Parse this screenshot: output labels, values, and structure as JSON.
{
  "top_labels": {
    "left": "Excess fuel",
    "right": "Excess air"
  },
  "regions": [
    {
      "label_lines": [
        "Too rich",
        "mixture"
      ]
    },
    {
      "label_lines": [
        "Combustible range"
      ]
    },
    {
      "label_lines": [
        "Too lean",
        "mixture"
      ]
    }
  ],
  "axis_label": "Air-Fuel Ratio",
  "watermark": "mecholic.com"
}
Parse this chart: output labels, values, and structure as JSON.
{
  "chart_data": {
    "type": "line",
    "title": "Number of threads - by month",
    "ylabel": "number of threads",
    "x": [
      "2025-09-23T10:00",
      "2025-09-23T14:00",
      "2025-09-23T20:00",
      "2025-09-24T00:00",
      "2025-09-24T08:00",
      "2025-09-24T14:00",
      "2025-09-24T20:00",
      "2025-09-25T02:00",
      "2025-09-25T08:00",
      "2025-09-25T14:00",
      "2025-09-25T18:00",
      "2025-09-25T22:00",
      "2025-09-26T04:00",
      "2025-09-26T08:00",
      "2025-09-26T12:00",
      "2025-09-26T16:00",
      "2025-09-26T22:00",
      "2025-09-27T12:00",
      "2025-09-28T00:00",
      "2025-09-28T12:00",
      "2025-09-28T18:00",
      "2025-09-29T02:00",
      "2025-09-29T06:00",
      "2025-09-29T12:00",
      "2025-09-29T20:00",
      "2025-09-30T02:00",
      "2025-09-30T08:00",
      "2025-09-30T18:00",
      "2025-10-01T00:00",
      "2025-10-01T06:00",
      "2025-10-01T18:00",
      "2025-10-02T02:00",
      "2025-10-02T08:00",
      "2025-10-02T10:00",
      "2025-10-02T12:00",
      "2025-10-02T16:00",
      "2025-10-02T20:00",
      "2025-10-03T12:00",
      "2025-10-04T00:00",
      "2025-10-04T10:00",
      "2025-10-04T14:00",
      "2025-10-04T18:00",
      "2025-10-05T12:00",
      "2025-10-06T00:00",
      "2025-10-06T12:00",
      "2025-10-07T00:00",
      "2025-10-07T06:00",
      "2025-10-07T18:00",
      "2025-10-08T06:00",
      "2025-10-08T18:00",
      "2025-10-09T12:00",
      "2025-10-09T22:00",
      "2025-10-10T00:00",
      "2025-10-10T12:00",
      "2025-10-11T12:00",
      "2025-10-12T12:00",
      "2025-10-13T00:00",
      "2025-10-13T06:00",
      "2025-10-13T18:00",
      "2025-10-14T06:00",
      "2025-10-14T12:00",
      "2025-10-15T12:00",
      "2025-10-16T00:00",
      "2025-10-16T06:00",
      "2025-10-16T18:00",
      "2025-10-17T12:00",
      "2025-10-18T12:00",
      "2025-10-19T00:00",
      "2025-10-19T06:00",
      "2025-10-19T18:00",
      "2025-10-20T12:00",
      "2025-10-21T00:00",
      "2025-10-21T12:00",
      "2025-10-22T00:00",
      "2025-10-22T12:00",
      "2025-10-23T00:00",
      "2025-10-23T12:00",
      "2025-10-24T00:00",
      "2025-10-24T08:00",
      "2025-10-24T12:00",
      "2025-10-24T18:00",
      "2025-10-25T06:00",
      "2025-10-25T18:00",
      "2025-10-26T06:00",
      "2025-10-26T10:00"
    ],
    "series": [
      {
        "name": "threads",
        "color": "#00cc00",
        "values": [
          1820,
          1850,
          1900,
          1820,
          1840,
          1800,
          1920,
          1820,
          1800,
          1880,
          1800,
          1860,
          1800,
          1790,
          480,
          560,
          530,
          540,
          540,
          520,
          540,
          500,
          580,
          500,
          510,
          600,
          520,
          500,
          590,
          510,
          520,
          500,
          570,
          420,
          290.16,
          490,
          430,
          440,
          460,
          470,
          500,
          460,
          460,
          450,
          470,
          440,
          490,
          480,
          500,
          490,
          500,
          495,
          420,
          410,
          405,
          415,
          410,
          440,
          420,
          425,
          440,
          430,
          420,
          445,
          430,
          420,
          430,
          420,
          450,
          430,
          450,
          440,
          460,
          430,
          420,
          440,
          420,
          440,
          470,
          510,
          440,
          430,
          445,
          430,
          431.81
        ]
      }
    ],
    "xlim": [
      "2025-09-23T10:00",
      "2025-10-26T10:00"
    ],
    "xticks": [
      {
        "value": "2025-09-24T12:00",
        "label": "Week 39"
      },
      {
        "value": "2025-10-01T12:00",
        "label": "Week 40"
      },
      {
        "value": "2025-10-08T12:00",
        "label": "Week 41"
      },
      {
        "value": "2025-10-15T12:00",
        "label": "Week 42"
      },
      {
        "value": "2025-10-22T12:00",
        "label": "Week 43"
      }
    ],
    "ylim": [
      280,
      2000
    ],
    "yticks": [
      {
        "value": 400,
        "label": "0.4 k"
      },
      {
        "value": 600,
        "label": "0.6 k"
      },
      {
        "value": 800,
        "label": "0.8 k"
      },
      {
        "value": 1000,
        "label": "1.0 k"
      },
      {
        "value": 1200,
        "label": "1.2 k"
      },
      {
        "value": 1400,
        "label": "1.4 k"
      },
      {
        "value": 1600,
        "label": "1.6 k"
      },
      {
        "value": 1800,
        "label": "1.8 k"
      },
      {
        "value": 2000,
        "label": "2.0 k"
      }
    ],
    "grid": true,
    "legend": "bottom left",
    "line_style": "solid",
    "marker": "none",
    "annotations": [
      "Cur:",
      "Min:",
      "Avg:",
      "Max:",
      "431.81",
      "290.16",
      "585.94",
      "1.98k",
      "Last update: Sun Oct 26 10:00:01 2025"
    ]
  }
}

■ The task
Only the number is wanted: how many lines in the data include the word "structure"?

■ Final result
2